** start **

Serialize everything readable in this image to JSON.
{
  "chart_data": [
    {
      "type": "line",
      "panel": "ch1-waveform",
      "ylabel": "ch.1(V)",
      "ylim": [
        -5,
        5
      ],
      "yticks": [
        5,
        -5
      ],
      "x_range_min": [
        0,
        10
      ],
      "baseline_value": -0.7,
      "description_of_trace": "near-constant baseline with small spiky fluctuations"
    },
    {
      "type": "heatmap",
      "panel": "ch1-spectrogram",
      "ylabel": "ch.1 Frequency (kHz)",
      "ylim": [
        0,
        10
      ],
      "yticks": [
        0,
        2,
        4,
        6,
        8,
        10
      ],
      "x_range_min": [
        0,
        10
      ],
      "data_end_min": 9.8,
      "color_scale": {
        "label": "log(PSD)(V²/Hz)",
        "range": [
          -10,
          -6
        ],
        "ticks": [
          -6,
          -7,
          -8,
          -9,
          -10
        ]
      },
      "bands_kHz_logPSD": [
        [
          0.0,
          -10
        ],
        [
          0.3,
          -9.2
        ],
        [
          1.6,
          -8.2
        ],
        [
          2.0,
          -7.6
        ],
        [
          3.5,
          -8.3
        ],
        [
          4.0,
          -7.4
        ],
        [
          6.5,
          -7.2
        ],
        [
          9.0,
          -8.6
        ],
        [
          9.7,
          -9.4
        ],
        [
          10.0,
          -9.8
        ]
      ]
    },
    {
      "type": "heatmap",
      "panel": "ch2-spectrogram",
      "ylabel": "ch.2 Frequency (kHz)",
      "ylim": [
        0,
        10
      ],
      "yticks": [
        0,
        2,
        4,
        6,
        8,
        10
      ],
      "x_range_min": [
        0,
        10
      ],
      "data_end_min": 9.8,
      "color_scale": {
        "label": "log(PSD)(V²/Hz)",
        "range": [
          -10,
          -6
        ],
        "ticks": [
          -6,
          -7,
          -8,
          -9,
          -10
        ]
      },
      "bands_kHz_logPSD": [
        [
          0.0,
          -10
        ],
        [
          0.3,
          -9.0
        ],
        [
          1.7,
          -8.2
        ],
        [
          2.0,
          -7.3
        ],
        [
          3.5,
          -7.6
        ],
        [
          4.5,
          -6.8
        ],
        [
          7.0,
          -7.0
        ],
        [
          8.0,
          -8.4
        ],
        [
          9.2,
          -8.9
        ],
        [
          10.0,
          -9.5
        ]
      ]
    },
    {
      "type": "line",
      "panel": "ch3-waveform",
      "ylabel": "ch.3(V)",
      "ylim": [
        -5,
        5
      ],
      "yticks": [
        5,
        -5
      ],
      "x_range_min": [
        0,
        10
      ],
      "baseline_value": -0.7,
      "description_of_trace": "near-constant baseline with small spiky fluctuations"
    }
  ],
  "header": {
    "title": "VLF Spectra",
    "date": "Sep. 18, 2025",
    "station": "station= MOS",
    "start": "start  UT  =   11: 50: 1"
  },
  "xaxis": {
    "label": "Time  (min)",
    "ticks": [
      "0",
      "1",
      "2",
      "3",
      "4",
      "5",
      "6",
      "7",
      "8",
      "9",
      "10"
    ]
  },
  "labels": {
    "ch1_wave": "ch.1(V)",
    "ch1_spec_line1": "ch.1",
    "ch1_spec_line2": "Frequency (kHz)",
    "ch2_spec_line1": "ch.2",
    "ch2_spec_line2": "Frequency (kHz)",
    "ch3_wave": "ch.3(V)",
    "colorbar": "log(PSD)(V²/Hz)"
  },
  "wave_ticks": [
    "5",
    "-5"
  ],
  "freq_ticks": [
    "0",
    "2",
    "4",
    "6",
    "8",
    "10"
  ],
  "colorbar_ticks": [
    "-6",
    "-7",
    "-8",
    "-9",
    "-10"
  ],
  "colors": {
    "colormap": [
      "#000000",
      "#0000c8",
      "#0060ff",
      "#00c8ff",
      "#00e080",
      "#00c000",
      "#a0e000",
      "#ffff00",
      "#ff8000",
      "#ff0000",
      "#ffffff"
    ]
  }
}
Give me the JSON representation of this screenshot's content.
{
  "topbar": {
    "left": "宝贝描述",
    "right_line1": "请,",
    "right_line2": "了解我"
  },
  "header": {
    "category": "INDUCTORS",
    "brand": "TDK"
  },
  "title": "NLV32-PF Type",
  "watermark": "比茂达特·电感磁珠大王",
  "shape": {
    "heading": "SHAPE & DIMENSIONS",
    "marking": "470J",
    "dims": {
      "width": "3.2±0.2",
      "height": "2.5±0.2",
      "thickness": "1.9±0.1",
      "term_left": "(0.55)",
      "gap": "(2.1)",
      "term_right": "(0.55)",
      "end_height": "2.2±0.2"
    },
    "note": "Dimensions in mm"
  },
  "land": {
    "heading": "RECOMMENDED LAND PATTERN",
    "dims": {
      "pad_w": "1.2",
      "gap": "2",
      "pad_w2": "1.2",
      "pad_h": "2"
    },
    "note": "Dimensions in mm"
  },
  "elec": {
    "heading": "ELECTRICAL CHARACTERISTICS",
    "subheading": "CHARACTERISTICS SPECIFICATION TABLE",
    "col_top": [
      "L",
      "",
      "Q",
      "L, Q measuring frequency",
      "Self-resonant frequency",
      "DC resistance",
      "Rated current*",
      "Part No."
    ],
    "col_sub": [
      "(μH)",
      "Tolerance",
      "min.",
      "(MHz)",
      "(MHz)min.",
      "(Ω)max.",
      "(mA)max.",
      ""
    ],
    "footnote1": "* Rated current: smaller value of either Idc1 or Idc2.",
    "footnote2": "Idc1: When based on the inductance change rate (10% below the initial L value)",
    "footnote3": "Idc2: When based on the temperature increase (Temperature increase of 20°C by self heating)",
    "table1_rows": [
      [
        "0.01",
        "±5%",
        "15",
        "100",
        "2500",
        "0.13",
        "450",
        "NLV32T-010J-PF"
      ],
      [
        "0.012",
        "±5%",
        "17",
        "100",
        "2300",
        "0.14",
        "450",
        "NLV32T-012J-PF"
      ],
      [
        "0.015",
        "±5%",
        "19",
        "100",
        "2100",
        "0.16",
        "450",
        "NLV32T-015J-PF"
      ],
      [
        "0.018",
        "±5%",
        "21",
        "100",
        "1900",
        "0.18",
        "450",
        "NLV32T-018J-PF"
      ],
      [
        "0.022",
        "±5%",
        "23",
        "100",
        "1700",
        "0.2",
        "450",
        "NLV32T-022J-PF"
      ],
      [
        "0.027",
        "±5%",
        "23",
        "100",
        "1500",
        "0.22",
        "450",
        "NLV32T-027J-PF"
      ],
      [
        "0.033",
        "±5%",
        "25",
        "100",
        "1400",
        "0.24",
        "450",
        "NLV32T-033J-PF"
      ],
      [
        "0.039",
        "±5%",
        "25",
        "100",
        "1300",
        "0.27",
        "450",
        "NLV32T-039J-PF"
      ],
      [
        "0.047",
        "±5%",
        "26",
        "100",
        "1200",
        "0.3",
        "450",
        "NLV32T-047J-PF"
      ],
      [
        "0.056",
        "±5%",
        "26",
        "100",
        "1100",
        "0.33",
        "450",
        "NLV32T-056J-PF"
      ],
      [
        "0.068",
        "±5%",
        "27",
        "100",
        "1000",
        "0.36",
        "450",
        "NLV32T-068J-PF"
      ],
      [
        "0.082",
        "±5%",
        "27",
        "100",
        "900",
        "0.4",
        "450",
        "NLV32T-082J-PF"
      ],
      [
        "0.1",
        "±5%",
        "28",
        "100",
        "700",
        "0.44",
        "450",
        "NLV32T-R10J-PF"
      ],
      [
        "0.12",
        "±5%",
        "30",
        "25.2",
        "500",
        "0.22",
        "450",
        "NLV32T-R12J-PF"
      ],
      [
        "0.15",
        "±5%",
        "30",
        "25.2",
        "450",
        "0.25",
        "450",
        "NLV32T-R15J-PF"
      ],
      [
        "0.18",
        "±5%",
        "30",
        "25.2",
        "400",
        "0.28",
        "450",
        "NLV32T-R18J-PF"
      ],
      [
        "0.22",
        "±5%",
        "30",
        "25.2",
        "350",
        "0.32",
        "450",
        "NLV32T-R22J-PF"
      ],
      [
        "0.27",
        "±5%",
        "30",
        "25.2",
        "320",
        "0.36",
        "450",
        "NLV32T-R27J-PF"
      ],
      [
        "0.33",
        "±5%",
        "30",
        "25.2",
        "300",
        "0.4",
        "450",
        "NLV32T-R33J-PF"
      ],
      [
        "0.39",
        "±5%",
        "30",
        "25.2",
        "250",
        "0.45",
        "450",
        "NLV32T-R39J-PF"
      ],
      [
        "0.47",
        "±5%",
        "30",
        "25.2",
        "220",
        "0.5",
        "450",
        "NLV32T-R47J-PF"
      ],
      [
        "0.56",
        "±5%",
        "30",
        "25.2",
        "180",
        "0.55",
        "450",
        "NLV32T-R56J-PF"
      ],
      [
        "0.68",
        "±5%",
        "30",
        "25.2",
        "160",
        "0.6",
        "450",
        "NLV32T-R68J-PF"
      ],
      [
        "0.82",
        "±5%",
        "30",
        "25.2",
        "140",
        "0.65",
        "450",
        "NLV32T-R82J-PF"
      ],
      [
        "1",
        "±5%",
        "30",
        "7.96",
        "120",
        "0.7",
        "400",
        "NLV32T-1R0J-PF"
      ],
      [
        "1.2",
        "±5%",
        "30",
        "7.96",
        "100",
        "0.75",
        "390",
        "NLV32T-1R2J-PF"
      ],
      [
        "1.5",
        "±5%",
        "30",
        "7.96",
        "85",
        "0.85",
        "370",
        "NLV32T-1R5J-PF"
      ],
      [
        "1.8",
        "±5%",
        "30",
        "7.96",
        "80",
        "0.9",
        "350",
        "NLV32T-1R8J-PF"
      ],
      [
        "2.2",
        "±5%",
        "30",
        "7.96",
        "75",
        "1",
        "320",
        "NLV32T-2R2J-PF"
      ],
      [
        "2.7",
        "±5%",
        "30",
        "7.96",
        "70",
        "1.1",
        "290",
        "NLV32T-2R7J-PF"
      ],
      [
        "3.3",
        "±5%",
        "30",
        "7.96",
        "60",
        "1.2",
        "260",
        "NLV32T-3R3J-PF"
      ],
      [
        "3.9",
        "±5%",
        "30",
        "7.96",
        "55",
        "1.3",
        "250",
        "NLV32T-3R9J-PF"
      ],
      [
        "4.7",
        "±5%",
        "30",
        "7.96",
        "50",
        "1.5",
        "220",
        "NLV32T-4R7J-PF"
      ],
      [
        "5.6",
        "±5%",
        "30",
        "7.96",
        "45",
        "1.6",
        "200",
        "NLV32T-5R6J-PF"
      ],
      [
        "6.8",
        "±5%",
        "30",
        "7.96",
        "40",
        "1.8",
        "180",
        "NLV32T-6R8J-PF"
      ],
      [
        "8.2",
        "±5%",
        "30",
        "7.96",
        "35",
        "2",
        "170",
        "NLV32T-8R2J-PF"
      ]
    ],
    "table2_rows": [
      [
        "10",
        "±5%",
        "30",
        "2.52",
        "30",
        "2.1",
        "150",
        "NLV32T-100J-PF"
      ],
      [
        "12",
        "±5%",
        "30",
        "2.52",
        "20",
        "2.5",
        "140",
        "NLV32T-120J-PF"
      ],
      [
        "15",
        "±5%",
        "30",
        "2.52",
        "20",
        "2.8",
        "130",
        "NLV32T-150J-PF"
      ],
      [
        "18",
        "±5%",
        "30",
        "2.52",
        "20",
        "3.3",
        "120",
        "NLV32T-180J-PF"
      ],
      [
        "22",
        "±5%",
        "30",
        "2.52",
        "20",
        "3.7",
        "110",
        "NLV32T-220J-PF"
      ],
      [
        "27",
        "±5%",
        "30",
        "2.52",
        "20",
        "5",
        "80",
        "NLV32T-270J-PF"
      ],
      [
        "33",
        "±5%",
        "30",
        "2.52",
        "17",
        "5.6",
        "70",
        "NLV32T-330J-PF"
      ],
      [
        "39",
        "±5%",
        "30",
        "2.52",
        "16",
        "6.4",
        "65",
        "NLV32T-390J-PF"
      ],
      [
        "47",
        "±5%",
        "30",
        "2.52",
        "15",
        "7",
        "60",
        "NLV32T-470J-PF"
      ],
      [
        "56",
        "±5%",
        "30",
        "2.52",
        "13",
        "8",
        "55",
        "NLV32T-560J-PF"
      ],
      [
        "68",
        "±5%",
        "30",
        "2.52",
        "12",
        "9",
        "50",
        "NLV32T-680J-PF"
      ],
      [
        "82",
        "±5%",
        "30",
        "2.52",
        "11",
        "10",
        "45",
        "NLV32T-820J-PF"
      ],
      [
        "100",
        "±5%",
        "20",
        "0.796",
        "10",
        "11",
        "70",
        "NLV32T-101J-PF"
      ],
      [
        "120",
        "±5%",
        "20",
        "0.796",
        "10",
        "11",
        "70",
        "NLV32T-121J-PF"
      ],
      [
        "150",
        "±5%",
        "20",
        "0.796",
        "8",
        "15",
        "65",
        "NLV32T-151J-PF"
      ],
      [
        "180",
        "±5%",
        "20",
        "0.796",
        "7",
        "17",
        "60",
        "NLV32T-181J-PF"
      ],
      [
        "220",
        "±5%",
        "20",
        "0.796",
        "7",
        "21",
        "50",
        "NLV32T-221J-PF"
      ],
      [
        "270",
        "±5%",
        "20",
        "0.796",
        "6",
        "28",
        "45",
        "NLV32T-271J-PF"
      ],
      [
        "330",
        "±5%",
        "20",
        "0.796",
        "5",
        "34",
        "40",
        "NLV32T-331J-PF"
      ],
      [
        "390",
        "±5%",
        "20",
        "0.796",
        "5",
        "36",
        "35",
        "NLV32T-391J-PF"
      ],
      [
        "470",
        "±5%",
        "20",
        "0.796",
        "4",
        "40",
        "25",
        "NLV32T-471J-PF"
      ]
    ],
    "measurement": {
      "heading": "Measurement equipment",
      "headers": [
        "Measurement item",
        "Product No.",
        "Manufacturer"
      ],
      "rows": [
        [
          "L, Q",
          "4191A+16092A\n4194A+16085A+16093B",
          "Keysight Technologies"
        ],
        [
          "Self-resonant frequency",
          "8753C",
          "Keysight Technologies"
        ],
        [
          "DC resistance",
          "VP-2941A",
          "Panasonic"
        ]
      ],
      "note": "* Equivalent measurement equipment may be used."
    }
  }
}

** end **

* [TASK INSTRUCTIONS]: Lines that include the word "waveform" — how many are there in the data? Answer with the number alone.

* [THE SOLUTION]: 2